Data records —
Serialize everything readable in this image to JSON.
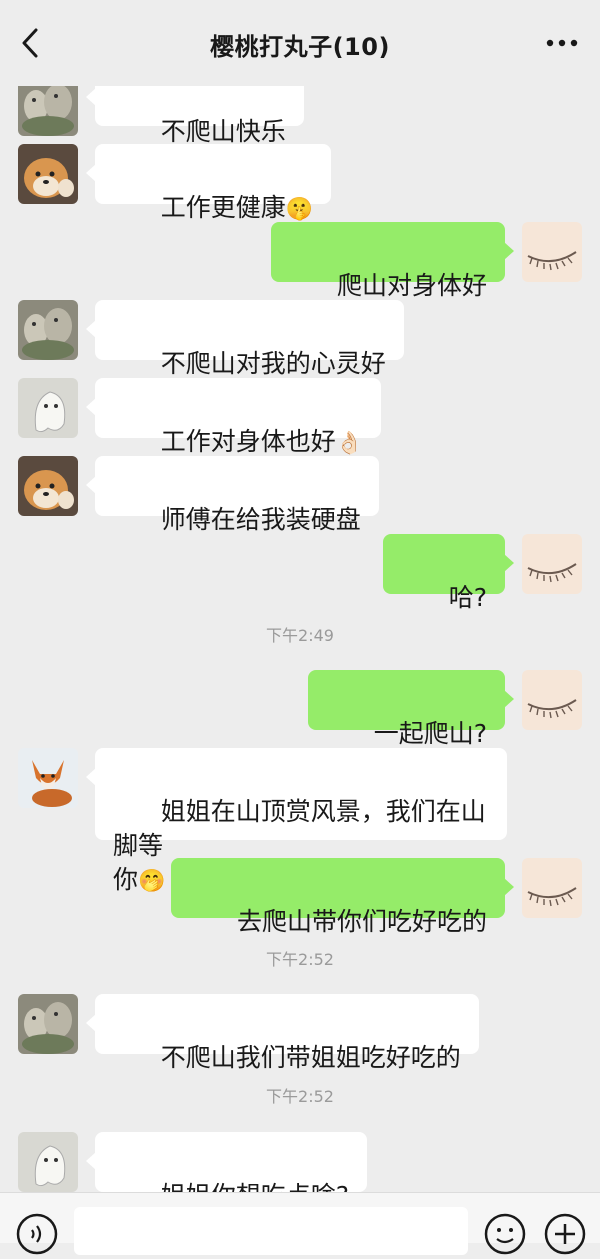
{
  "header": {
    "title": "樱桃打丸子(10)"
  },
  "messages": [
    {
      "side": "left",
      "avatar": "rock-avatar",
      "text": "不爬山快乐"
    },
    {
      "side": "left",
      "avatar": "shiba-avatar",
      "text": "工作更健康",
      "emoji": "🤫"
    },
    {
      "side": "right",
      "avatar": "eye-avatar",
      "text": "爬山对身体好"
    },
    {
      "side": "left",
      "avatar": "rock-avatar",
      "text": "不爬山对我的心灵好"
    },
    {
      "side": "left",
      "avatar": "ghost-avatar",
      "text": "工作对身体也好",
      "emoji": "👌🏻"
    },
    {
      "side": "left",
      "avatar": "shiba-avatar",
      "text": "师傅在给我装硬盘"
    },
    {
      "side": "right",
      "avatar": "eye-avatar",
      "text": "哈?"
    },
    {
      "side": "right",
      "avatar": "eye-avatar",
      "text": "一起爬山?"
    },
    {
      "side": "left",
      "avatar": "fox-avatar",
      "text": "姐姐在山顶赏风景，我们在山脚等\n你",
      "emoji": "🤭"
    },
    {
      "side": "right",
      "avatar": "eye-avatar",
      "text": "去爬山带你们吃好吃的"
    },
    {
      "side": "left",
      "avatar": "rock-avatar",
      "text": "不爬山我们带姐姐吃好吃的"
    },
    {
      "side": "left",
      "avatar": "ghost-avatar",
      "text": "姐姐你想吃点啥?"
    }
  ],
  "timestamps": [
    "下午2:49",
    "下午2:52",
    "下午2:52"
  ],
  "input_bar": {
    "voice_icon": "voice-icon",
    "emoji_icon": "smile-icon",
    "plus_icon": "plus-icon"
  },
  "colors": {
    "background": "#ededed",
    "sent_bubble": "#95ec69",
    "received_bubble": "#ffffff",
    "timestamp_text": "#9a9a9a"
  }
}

PROBLEM TO WORK ON — Copy out the entries verbatim and leave the images out.

TASK OUTPUT —
Serialize everything readable in this image to JSON.
{
  "header": {
    "title": "樱桃打丸子(10)"
  },
  "messages": [
    {
      "side": "left",
      "avatar": "rock-avatar",
      "text": "不爬山快乐"
    },
    {
      "side": "left",
      "avatar": "shiba-avatar",
      "text": "工作更健康",
      "emoji": "🤫"
    },
    {
      "side": "right",
      "avatar": "eye-avatar",
      "text": "爬山对身体好"
    },
    {
      "side": "left",
      "avatar": "rock-avatar",
      "text": "不爬山对我的心灵好"
    },
    {
      "side": "left",
      "avatar": "ghost-avatar",
      "text": "工作对身体也好",
      "emoji": "👌🏻"
    },
    {
      "side": "left",
      "avatar": "shiba-avatar",
      "text": "师傅在给我装硬盘"
    },
    {
      "side": "right",
      "avatar": "eye-avatar",
      "text": "哈?"
    },
    {
      "side": "right",
      "avatar": "eye-avatar",
      "text": "一起爬山?"
    },
    {
      "side": "left",
      "avatar": "fox-avatar",
      "text": "姐姐在山顶赏风景，我们在山脚等\n你",
      "emoji": "🤭"
    },
    {
      "side": "right",
      "avatar": "eye-avatar",
      "text": "去爬山带你们吃好吃的"
    },
    {
      "side": "left",
      "avatar": "rock-avatar",
      "text": "不爬山我们带姐姐吃好吃的"
    },
    {
      "side": "left",
      "avatar": "ghost-avatar",
      "text": "姐姐你想吃点啥?"
    }
  ],
  "timestamps": [
    "下午2:49",
    "下午2:52",
    "下午2:52"
  ],
  "input_bar": {
    "voice_icon": "voice-icon",
    "emoji_icon": "smile-icon",
    "plus_icon": "plus-icon"
  },
  "colors": {
    "background": "#ededed",
    "sent_bubble": "#95ec69",
    "received_bubble": "#ffffff",
    "timestamp_text": "#9a9a9a"
  }
}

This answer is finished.